> **AIM OF THE EXERCISE**
Your task is to transcribe the records exactly, skipping every image.

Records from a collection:
---*---

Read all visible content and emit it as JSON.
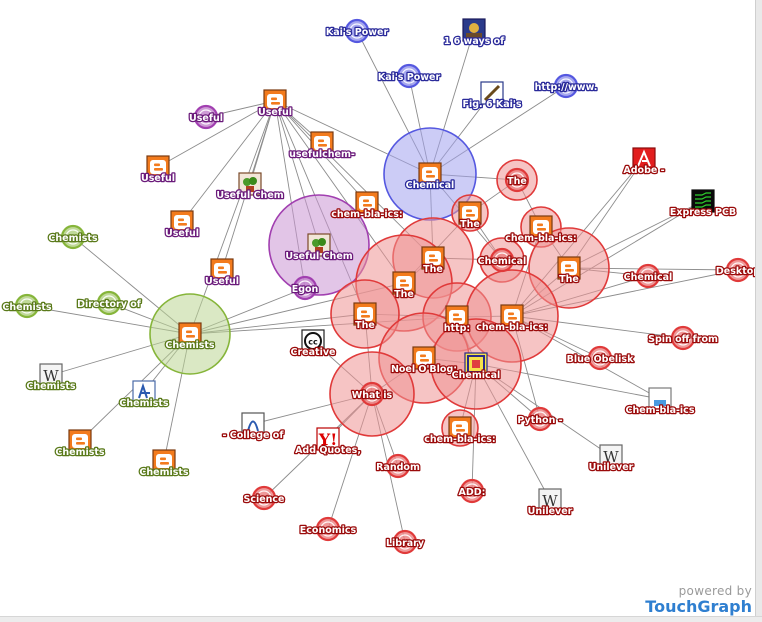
{
  "colors": {
    "blog_orange": "#f37b1d",
    "red": "#e03a3a",
    "purple": "#a13fb0",
    "green": "#86b53a",
    "blue": "#5558e0",
    "edge": "#8c8c8c"
  },
  "brand": {
    "top": "powered by",
    "name": "TouchGraph"
  },
  "nodes": [
    {
      "label": "Kai's Power",
      "color": "blue",
      "icon": "none"
    },
    {
      "label": "1 6 ways of",
      "color": "blue",
      "icon": "photo-icon"
    },
    {
      "label": "Kai's Power",
      "color": "blue",
      "icon": "none"
    },
    {
      "label": "Fig. 6 Kai's",
      "color": "blue",
      "icon": "pen-icon"
    },
    {
      "label": "http://www.",
      "color": "blue",
      "icon": "none"
    },
    {
      "label": "Chemical",
      "color": "blue",
      "icon": "blogger-icon"
    },
    {
      "label": "Useful",
      "color": "purple",
      "icon": "none"
    },
    {
      "label": "Useful",
      "color": "purple",
      "icon": "blogger-icon"
    },
    {
      "label": "usefulchem-",
      "color": "purple",
      "icon": "blogger-icon"
    },
    {
      "label": "Useful",
      "color": "purple",
      "icon": "blogger-icon"
    },
    {
      "label": "Useful Chem",
      "color": "purple",
      "icon": "plant-icon"
    },
    {
      "label": "Useful",
      "color": "purple",
      "icon": "blogger-icon"
    },
    {
      "label": "Useful",
      "color": "purple",
      "icon": "blogger-icon"
    },
    {
      "label": "Useful Chem",
      "color": "purple",
      "icon": "plant-icon"
    },
    {
      "label": "Egon",
      "color": "purple",
      "icon": "none"
    },
    {
      "label": "Chemists",
      "color": "green",
      "icon": "none"
    },
    {
      "label": "Chemists",
      "color": "green",
      "icon": "none"
    },
    {
      "label": "Directory of",
      "color": "green",
      "icon": "none"
    },
    {
      "label": "Chemists",
      "color": "green",
      "icon": "blogger-icon"
    },
    {
      "label": "Chemists",
      "color": "green",
      "icon": "wikipedia-icon"
    },
    {
      "label": "Chemists",
      "color": "green",
      "icon": "molecule-icon"
    },
    {
      "label": "Chemists",
      "color": "green",
      "icon": "blogger-icon"
    },
    {
      "label": "Chemists",
      "color": "green",
      "icon": "blogger-icon"
    },
    {
      "label": "chem-bla-ics:",
      "color": "red",
      "icon": "blogger-icon"
    },
    {
      "label": "The",
      "color": "red",
      "icon": "none"
    },
    {
      "label": "The",
      "color": "red",
      "icon": "blogger-icon"
    },
    {
      "label": "chem-bla-ics:",
      "color": "red",
      "icon": "blogger-icon"
    },
    {
      "label": "The",
      "color": "red",
      "icon": "blogger-icon"
    },
    {
      "label": "Chemical",
      "color": "red",
      "icon": "none"
    },
    {
      "label": "The",
      "color": "red",
      "icon": "blogger-icon"
    },
    {
      "label": "The",
      "color": "red",
      "icon": "blogger-icon"
    },
    {
      "label": "The",
      "color": "red",
      "icon": "blogger-icon"
    },
    {
      "label": "http:",
      "color": "red",
      "icon": "blogger-icon"
    },
    {
      "label": "chem-bla-ics:",
      "color": "red",
      "icon": "blogger-icon"
    },
    {
      "label": "Noel O'Blog:",
      "color": "red",
      "icon": "blogger-icon"
    },
    {
      "label": "Chemical",
      "color": "red",
      "icon": "sam-icon"
    },
    {
      "label": "What is",
      "color": "red",
      "icon": "none"
    },
    {
      "label": "chem-bla-ics:",
      "color": "red",
      "icon": "blogger-icon"
    },
    {
      "label": "Adobe -",
      "color": "red",
      "icon": "adobe-icon"
    },
    {
      "label": "Express PCB",
      "color": "red",
      "icon": "pcb-icon"
    },
    {
      "label": "Chemical",
      "color": "red",
      "icon": "none"
    },
    {
      "label": "Desktop",
      "color": "red",
      "icon": "none"
    },
    {
      "label": "Spin off from",
      "color": "red",
      "icon": "none"
    },
    {
      "label": "Blue Obelisk",
      "color": "red",
      "icon": "none"
    },
    {
      "label": "Chem-bla-ics",
      "color": "red",
      "icon": "flask-icon"
    },
    {
      "label": "Python -",
      "color": "red",
      "icon": "none"
    },
    {
      "label": "Unilever",
      "color": "red",
      "icon": "wikipedia-icon"
    },
    {
      "label": "Unilever",
      "color": "red",
      "icon": "wikipedia-icon"
    },
    {
      "label": "ADD:",
      "color": "red",
      "icon": "none"
    },
    {
      "label": "Creative",
      "color": "red",
      "icon": "cc-icon"
    },
    {
      "label": "- College of",
      "color": "red",
      "icon": "college-icon"
    },
    {
      "label": "Add Quotes,",
      "color": "red",
      "icon": "yahoo-icon"
    },
    {
      "label": "Random",
      "color": "red",
      "icon": "none"
    },
    {
      "label": "Science",
      "color": "red",
      "icon": "none"
    },
    {
      "label": "Economics",
      "color": "red",
      "icon": "none"
    },
    {
      "label": "Library",
      "color": "red",
      "icon": "none"
    }
  ],
  "edges": [
    [
      5,
      0
    ],
    [
      5,
      1
    ],
    [
      5,
      2
    ],
    [
      5,
      3
    ],
    [
      5,
      4
    ],
    [
      5,
      28
    ],
    [
      5,
      24
    ],
    [
      5,
      29
    ],
    [
      7,
      6
    ],
    [
      7,
      7
    ],
    [
      7,
      8
    ],
    [
      7,
      9
    ],
    [
      7,
      10
    ],
    [
      7,
      11
    ],
    [
      7,
      12
    ],
    [
      7,
      13
    ],
    [
      7,
      14
    ],
    [
      7,
      23
    ],
    [
      7,
      29
    ],
    [
      7,
      30
    ],
    [
      7,
      31
    ],
    [
      7,
      5
    ],
    [
      18,
      15
    ],
    [
      18,
      16
    ],
    [
      18,
      17
    ],
    [
      18,
      19
    ],
    [
      18,
      20
    ],
    [
      18,
      21
    ],
    [
      18,
      22
    ],
    [
      18,
      7
    ],
    [
      18,
      31
    ],
    [
      18,
      30
    ],
    [
      18,
      32
    ],
    [
      18,
      14
    ],
    [
      33,
      38
    ],
    [
      33,
      39
    ],
    [
      33,
      40
    ],
    [
      33,
      41
    ],
    [
      33,
      42
    ],
    [
      33,
      43
    ],
    [
      33,
      44
    ],
    [
      33,
      45
    ],
    [
      33,
      26
    ],
    [
      33,
      27
    ],
    [
      33,
      32
    ],
    [
      35,
      45
    ],
    [
      35,
      46
    ],
    [
      35,
      47
    ],
    [
      35,
      48
    ],
    [
      35,
      37
    ],
    [
      35,
      34
    ],
    [
      35,
      32
    ],
    [
      35,
      44
    ],
    [
      36,
      49
    ],
    [
      36,
      50
    ],
    [
      36,
      51
    ],
    [
      36,
      52
    ],
    [
      36,
      53
    ],
    [
      36,
      54
    ],
    [
      36,
      55
    ],
    [
      36,
      34
    ],
    [
      36,
      31
    ],
    [
      27,
      40
    ],
    [
      27,
      41
    ],
    [
      27,
      38
    ],
    [
      27,
      39
    ],
    [
      27,
      26
    ],
    [
      30,
      29
    ],
    [
      30,
      25
    ],
    [
      31,
      32
    ],
    [
      32,
      34
    ],
    [
      25,
      24
    ],
    [
      26,
      24
    ],
    [
      28,
      25
    ],
    [
      29,
      28
    ]
  ]
}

---*---

> **TASK RESULT**
Read all visible content and emit it as JSON.
{
  "colors": {
    "blog_orange": "#f37b1d",
    "red": "#e03a3a",
    "purple": "#a13fb0",
    "green": "#86b53a",
    "blue": "#5558e0",
    "edge": "#8c8c8c"
  },
  "brand": {
    "top": "powered by",
    "name": "TouchGraph"
  },
  "nodes": [
    {
      "label": "Kai's Power",
      "color": "blue",
      "icon": "none"
    },
    {
      "label": "1 6 ways of",
      "color": "blue",
      "icon": "photo-icon"
    },
    {
      "label": "Kai's Power",
      "color": "blue",
      "icon": "none"
    },
    {
      "label": "Fig. 6 Kai's",
      "color": "blue",
      "icon": "pen-icon"
    },
    {
      "label": "http://www.",
      "color": "blue",
      "icon": "none"
    },
    {
      "label": "Chemical",
      "color": "blue",
      "icon": "blogger-icon"
    },
    {
      "label": "Useful",
      "color": "purple",
      "icon": "none"
    },
    {
      "label": "Useful",
      "color": "purple",
      "icon": "blogger-icon"
    },
    {
      "label": "usefulchem-",
      "color": "purple",
      "icon": "blogger-icon"
    },
    {
      "label": "Useful",
      "color": "purple",
      "icon": "blogger-icon"
    },
    {
      "label": "Useful Chem",
      "color": "purple",
      "icon": "plant-icon"
    },
    {
      "label": "Useful",
      "color": "purple",
      "icon": "blogger-icon"
    },
    {
      "label": "Useful",
      "color": "purple",
      "icon": "blogger-icon"
    },
    {
      "label": "Useful Chem",
      "color": "purple",
      "icon": "plant-icon"
    },
    {
      "label": "Egon",
      "color": "purple",
      "icon": "none"
    },
    {
      "label": "Chemists",
      "color": "green",
      "icon": "none"
    },
    {
      "label": "Chemists",
      "color": "green",
      "icon": "none"
    },
    {
      "label": "Directory of",
      "color": "green",
      "icon": "none"
    },
    {
      "label": "Chemists",
      "color": "green",
      "icon": "blogger-icon"
    },
    {
      "label": "Chemists",
      "color": "green",
      "icon": "wikipedia-icon"
    },
    {
      "label": "Chemists",
      "color": "green",
      "icon": "molecule-icon"
    },
    {
      "label": "Chemists",
      "color": "green",
      "icon": "blogger-icon"
    },
    {
      "label": "Chemists",
      "color": "green",
      "icon": "blogger-icon"
    },
    {
      "label": "chem-bla-ics:",
      "color": "red",
      "icon": "blogger-icon"
    },
    {
      "label": "The",
      "color": "red",
      "icon": "none"
    },
    {
      "label": "The",
      "color": "red",
      "icon": "blogger-icon"
    },
    {
      "label": "chem-bla-ics:",
      "color": "red",
      "icon": "blogger-icon"
    },
    {
      "label": "The",
      "color": "red",
      "icon": "blogger-icon"
    },
    {
      "label": "Chemical",
      "color": "red",
      "icon": "none"
    },
    {
      "label": "The",
      "color": "red",
      "icon": "blogger-icon"
    },
    {
      "label": "The",
      "color": "red",
      "icon": "blogger-icon"
    },
    {
      "label": "The",
      "color": "red",
      "icon": "blogger-icon"
    },
    {
      "label": "http:",
      "color": "red",
      "icon": "blogger-icon"
    },
    {
      "label": "chem-bla-ics:",
      "color": "red",
      "icon": "blogger-icon"
    },
    {
      "label": "Noel O'Blog:",
      "color": "red",
      "icon": "blogger-icon"
    },
    {
      "label": "Chemical",
      "color": "red",
      "icon": "sam-icon"
    },
    {
      "label": "What is",
      "color": "red",
      "icon": "none"
    },
    {
      "label": "chem-bla-ics:",
      "color": "red",
      "icon": "blogger-icon"
    },
    {
      "label": "Adobe -",
      "color": "red",
      "icon": "adobe-icon"
    },
    {
      "label": "Express PCB",
      "color": "red",
      "icon": "pcb-icon"
    },
    {
      "label": "Chemical",
      "color": "red",
      "icon": "none"
    },
    {
      "label": "Desktop",
      "color": "red",
      "icon": "none"
    },
    {
      "label": "Spin off from",
      "color": "red",
      "icon": "none"
    },
    {
      "label": "Blue Obelisk",
      "color": "red",
      "icon": "none"
    },
    {
      "label": "Chem-bla-ics",
      "color": "red",
      "icon": "flask-icon"
    },
    {
      "label": "Python -",
      "color": "red",
      "icon": "none"
    },
    {
      "label": "Unilever",
      "color": "red",
      "icon": "wikipedia-icon"
    },
    {
      "label": "Unilever",
      "color": "red",
      "icon": "wikipedia-icon"
    },
    {
      "label": "ADD:",
      "color": "red",
      "icon": "none"
    },
    {
      "label": "Creative",
      "color": "red",
      "icon": "cc-icon"
    },
    {
      "label": "- College of",
      "color": "red",
      "icon": "college-icon"
    },
    {
      "label": "Add Quotes,",
      "color": "red",
      "icon": "yahoo-icon"
    },
    {
      "label": "Random",
      "color": "red",
      "icon": "none"
    },
    {
      "label": "Science",
      "color": "red",
      "icon": "none"
    },
    {
      "label": "Economics",
      "color": "red",
      "icon": "none"
    },
    {
      "label": "Library",
      "color": "red",
      "icon": "none"
    }
  ],
  "edges": [
    [
      5,
      0
    ],
    [
      5,
      1
    ],
    [
      5,
      2
    ],
    [
      5,
      3
    ],
    [
      5,
      4
    ],
    [
      5,
      28
    ],
    [
      5,
      24
    ],
    [
      5,
      29
    ],
    [
      7,
      6
    ],
    [
      7,
      7
    ],
    [
      7,
      8
    ],
    [
      7,
      9
    ],
    [
      7,
      10
    ],
    [
      7,
      11
    ],
    [
      7,
      12
    ],
    [
      7,
      13
    ],
    [
      7,
      14
    ],
    [
      7,
      23
    ],
    [
      7,
      29
    ],
    [
      7,
      30
    ],
    [
      7,
      31
    ],
    [
      7,
      5
    ],
    [
      18,
      15
    ],
    [
      18,
      16
    ],
    [
      18,
      17
    ],
    [
      18,
      19
    ],
    [
      18,
      20
    ],
    [
      18,
      21
    ],
    [
      18,
      22
    ],
    [
      18,
      7
    ],
    [
      18,
      31
    ],
    [
      18,
      30
    ],
    [
      18,
      32
    ],
    [
      18,
      14
    ],
    [
      33,
      38
    ],
    [
      33,
      39
    ],
    [
      33,
      40
    ],
    [
      33,
      41
    ],
    [
      33,
      42
    ],
    [
      33,
      43
    ],
    [
      33,
      44
    ],
    [
      33,
      45
    ],
    [
      33,
      26
    ],
    [
      33,
      27
    ],
    [
      33,
      32
    ],
    [
      35,
      45
    ],
    [
      35,
      46
    ],
    [
      35,
      47
    ],
    [
      35,
      48
    ],
    [
      35,
      37
    ],
    [
      35,
      34
    ],
    [
      35,
      32
    ],
    [
      35,
      44
    ],
    [
      36,
      49
    ],
    [
      36,
      50
    ],
    [
      36,
      51
    ],
    [
      36,
      52
    ],
    [
      36,
      53
    ],
    [
      36,
      54
    ],
    [
      36,
      55
    ],
    [
      36,
      34
    ],
    [
      36,
      31
    ],
    [
      27,
      40
    ],
    [
      27,
      41
    ],
    [
      27,
      38
    ],
    [
      27,
      39
    ],
    [
      27,
      26
    ],
    [
      30,
      29
    ],
    [
      30,
      25
    ],
    [
      31,
      32
    ],
    [
      32,
      34
    ],
    [
      25,
      24
    ],
    [
      26,
      24
    ],
    [
      28,
      25
    ],
    [
      29,
      28
    ]
  ]
}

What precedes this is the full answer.